▶ YOUR INSTRUCTIONS:
Extract every line below, verbatim.

####

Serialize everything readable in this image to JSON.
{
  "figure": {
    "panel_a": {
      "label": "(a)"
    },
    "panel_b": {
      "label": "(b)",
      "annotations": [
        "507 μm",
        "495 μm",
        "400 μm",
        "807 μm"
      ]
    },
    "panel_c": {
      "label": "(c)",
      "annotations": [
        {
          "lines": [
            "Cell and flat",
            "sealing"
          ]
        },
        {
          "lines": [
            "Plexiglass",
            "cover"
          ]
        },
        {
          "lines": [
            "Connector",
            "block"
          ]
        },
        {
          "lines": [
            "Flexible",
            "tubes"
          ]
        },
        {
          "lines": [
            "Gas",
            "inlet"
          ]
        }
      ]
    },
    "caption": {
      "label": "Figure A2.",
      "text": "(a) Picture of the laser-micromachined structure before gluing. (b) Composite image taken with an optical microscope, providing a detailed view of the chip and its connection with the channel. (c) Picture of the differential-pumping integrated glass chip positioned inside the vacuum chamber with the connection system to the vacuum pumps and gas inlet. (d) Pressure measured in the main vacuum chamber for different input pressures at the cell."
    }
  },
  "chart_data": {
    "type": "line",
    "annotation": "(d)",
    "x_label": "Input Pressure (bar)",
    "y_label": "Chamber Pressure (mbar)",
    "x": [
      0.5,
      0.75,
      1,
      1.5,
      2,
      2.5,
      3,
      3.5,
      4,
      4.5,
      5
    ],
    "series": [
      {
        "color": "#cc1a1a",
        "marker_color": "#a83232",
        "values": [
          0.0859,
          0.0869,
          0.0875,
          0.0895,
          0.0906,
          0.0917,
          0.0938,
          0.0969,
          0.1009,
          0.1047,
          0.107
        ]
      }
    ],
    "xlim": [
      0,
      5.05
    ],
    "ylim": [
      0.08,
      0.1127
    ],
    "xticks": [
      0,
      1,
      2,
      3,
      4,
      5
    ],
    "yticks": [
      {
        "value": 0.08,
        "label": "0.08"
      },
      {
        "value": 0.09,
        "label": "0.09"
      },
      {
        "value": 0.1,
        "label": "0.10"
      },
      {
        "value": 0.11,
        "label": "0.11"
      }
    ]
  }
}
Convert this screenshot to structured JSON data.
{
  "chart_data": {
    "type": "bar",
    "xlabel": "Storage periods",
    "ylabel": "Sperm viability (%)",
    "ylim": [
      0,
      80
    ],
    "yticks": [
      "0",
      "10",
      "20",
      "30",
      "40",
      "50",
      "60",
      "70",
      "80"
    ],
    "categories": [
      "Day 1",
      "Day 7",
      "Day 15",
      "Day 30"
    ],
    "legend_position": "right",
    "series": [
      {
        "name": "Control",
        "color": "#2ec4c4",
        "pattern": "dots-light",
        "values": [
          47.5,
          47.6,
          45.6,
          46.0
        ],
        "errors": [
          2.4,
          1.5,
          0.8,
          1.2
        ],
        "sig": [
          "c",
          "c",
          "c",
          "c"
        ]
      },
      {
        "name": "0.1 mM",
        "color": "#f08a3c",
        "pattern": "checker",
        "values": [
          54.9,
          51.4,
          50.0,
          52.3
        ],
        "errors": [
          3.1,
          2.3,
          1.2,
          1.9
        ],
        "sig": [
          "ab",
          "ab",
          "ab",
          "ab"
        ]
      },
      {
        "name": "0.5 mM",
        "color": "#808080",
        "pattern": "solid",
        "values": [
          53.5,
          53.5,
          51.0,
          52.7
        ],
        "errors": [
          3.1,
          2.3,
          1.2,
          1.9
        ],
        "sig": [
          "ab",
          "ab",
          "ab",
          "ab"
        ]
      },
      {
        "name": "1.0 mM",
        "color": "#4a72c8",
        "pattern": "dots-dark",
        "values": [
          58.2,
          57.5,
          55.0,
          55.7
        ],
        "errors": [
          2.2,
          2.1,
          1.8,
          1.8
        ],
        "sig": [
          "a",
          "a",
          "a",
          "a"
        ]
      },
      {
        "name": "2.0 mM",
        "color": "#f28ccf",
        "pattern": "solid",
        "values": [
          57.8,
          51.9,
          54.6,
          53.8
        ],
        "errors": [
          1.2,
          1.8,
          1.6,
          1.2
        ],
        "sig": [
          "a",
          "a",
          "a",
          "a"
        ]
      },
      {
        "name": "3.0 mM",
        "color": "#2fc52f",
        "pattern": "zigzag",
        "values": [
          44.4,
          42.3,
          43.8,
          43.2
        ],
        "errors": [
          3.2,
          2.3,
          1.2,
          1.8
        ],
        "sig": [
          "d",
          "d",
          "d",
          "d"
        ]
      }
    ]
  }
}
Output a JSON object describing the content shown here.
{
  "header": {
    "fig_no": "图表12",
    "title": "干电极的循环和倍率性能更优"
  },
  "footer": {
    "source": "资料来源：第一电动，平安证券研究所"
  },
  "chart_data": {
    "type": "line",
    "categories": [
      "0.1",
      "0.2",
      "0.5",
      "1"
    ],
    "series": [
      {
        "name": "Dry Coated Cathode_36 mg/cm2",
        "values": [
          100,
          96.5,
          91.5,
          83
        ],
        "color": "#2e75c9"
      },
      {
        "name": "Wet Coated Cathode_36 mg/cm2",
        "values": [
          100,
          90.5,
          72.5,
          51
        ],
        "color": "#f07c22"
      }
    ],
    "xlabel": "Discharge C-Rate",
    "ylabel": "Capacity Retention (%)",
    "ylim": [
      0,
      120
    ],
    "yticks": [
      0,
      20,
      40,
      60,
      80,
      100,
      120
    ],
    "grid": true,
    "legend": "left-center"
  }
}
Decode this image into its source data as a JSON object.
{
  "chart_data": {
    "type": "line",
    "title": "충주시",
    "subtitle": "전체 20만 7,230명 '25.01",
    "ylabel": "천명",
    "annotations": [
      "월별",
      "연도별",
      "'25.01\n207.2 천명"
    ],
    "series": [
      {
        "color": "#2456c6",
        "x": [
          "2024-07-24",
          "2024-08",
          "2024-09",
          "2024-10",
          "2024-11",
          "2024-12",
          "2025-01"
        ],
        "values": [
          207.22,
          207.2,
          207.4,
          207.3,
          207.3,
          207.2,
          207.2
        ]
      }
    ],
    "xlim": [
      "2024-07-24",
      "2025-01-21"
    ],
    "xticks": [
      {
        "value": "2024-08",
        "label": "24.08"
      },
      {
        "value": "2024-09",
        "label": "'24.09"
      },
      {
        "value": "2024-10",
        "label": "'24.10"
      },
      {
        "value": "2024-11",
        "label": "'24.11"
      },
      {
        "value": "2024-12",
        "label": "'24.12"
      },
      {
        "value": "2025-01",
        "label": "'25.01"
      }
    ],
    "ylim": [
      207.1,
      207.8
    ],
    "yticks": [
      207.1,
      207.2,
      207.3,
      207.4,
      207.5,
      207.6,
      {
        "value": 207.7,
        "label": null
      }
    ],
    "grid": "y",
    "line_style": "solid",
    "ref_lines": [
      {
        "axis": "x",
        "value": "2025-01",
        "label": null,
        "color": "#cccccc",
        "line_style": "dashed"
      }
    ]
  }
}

####

▶ EXPECTED OUTPUT:
Serialize everything readable in this image to JSON.
{
  "figure": {
    "panel_a": {
      "label": "(a)"
    },
    "panel_b": {
      "label": "(b)",
      "annotations": [
        "507 μm",
        "495 μm",
        "400 μm",
        "807 μm"
      ]
    },
    "panel_c": {
      "label": "(c)",
      "annotations": [
        {
          "lines": [
            "Cell and flat",
            "sealing"
          ]
        },
        {
          "lines": [
            "Plexiglass",
            "cover"
          ]
        },
        {
          "lines": [
            "Connector",
            "block"
          ]
        },
        {
          "lines": [
            "Flexible",
            "tubes"
          ]
        },
        {
          "lines": [
            "Gas",
            "inlet"
          ]
        }
      ]
    },
    "caption": {
      "label": "Figure A2.",
      "text": "(a) Picture of the laser-micromachined structure before gluing. (b) Composite image taken with an optical microscope, providing a detailed view of the chip and its connection with the channel. (c) Picture of the differential-pumping integrated glass chip positioned inside the vacuum chamber with the connection system to the vacuum pumps and gas inlet. (d) Pressure measured in the main vacuum chamber for different input pressures at the cell."
    }
  },
  "chart_data": {
    "type": "line",
    "annotation": "(d)",
    "x_label": "Input Pressure (bar)",
    "y_label": "Chamber Pressure (mbar)",
    "x": [
      0.5,
      0.75,
      1,
      1.5,
      2,
      2.5,
      3,
      3.5,
      4,
      4.5,
      5
    ],
    "series": [
      {
        "color": "#cc1a1a",
        "marker_color": "#a83232",
        "values": [
          0.0859,
          0.0869,
          0.0875,
          0.0895,
          0.0906,
          0.0917,
          0.0938,
          0.0969,
          0.1009,
          0.1047,
          0.107
        ]
      }
    ],
    "xlim": [
      0,
      5.05
    ],
    "ylim": [
      0.08,
      0.1127
    ],
    "xticks": [
      0,
      1,
      2,
      3,
      4,
      5
    ],
    "yticks": [
      {
        "value": 0.08,
        "label": "0.08"
      },
      {
        "value": 0.09,
        "label": "0.09"
      },
      {
        "value": 0.1,
        "label": "0.10"
      },
      {
        "value": 0.11,
        "label": "0.11"
      }
    ]
  }
}
Convert this screenshot to structured JSON data.
{
  "chart_data": {
    "type": "bar",
    "xlabel": "Storage periods",
    "ylabel": "Sperm viability (%)",
    "ylim": [
      0,
      80
    ],
    "yticks": [
      "0",
      "10",
      "20",
      "30",
      "40",
      "50",
      "60",
      "70",
      "80"
    ],
    "categories": [
      "Day 1",
      "Day 7",
      "Day 15",
      "Day 30"
    ],
    "legend_position": "right",
    "series": [
      {
        "name": "Control",
        "color": "#2ec4c4",
        "pattern": "dots-light",
        "values": [
          47.5,
          47.6,
          45.6,
          46.0
        ],
        "errors": [
          2.4,
          1.5,
          0.8,
          1.2
        ],
        "sig": [
          "c",
          "c",
          "c",
          "c"
        ]
      },
      {
        "name": "0.1 mM",
        "color": "#f08a3c",
        "pattern": "checker",
        "values": [
          54.9,
          51.4,
          50.0,
          52.3
        ],
        "errors": [
          3.1,
          2.3,
          1.2,
          1.9
        ],
        "sig": [
          "ab",
          "ab",
          "ab",
          "ab"
        ]
      },
      {
        "name": "0.5 mM",
        "color": "#808080",
        "pattern": "solid",
        "values": [
          53.5,
          53.5,
          51.0,
          52.7
        ],
        "errors": [
          3.1,
          2.3,
          1.2,
          1.9
        ],
        "sig": [
          "ab",
          "ab",
          "ab",
          "ab"
        ]
      },
      {
        "name": "1.0 mM",
        "color": "#4a72c8",
        "pattern": "dots-dark",
        "values": [
          58.2,
          57.5,
          55.0,
          55.7
        ],
        "errors": [
          2.2,
          2.1,
          1.8,
          1.8
        ],
        "sig": [
          "a",
          "a",
          "a",
          "a"
        ]
      },
      {
        "name": "2.0 mM",
        "color": "#f28ccf",
        "pattern": "solid",
        "values": [
          57.8,
          51.9,
          54.6,
          53.8
        ],
        "errors": [
          1.2,
          1.8,
          1.6,
          1.2
        ],
        "sig": [
          "a",
          "a",
          "a",
          "a"
        ]
      },
      {
        "name": "3.0 mM",
        "color": "#2fc52f",
        "pattern": "zigzag",
        "values": [
          44.4,
          42.3,
          43.8,
          43.2
        ],
        "errors": [
          3.2,
          2.3,
          1.2,
          1.8
        ],
        "sig": [
          "d",
          "d",
          "d",
          "d"
        ]
      }
    ]
  }
}
Output a JSON object describing the content shown here.
{
  "header": {
    "fig_no": "图表12",
    "title": "干电极的循环和倍率性能更优"
  },
  "footer": {
    "source": "资料来源：第一电动，平安证券研究所"
  },
  "chart_data": {
    "type": "line",
    "categories": [
      "0.1",
      "0.2",
      "0.5",
      "1"
    ],
    "series": [
      {
        "name": "Dry Coated Cathode_36 mg/cm2",
        "values": [
          100,
          96.5,
          91.5,
          83
        ],
        "color": "#2e75c9"
      },
      {
        "name": "Wet Coated Cathode_36 mg/cm2",
        "values": [
          100,
          90.5,
          72.5,
          51
        ],
        "color": "#f07c22"
      }
    ],
    "xlabel": "Discharge C-Rate",
    "ylabel": "Capacity Retention (%)",
    "ylim": [
      0,
      120
    ],
    "yticks": [
      0,
      20,
      40,
      60,
      80,
      100,
      120
    ],
    "grid": true,
    "legend": "left-center"
  }
}
Decode this image into its source data as a JSON object.
{
  "chart_data": {
    "type": "line",
    "title": "충주시",
    "subtitle": "전체 20만 7,230명 '25.01",
    "ylabel": "천명",
    "annotations": [
      "월별",
      "연도별",
      "'25.01\n207.2 천명"
    ],
    "series": [
      {
        "color": "#2456c6",
        "x": [
          "2024-07-24",
          "2024-08",
          "2024-09",
          "2024-10",
          "2024-11",
          "2024-12",
          "2025-01"
        ],
        "values": [
          207.22,
          207.2,
          207.4,
          207.3,
          207.3,
          207.2,
          207.2
        ]
      }
    ],
    "xlim": [
      "2024-07-24",
      "2025-01-21"
    ],
    "xticks": [
      {
        "value": "2024-08",
        "label": "24.08"
      },
      {
        "value": "2024-09",
        "label": "'24.09"
      },
      {
        "value": "2024-10",
        "label": "'24.10"
      },
      {
        "value": "2024-11",
        "label": "'24.11"
      },
      {
        "value": "2024-12",
        "label": "'24.12"
      },
      {
        "value": "2025-01",
        "label": "'25.01"
      }
    ],
    "ylim": [
      207.1,
      207.8
    ],
    "yticks": [
      207.1,
      207.2,
      207.3,
      207.4,
      207.5,
      207.6,
      {
        "value": 207.7,
        "label": null
      }
    ],
    "grid": "y",
    "line_style": "solid",
    "ref_lines": [
      {
        "axis": "x",
        "value": "2025-01",
        "label": null,
        "color": "#cccccc",
        "line_style": "dashed"
      }
    ]
  }
}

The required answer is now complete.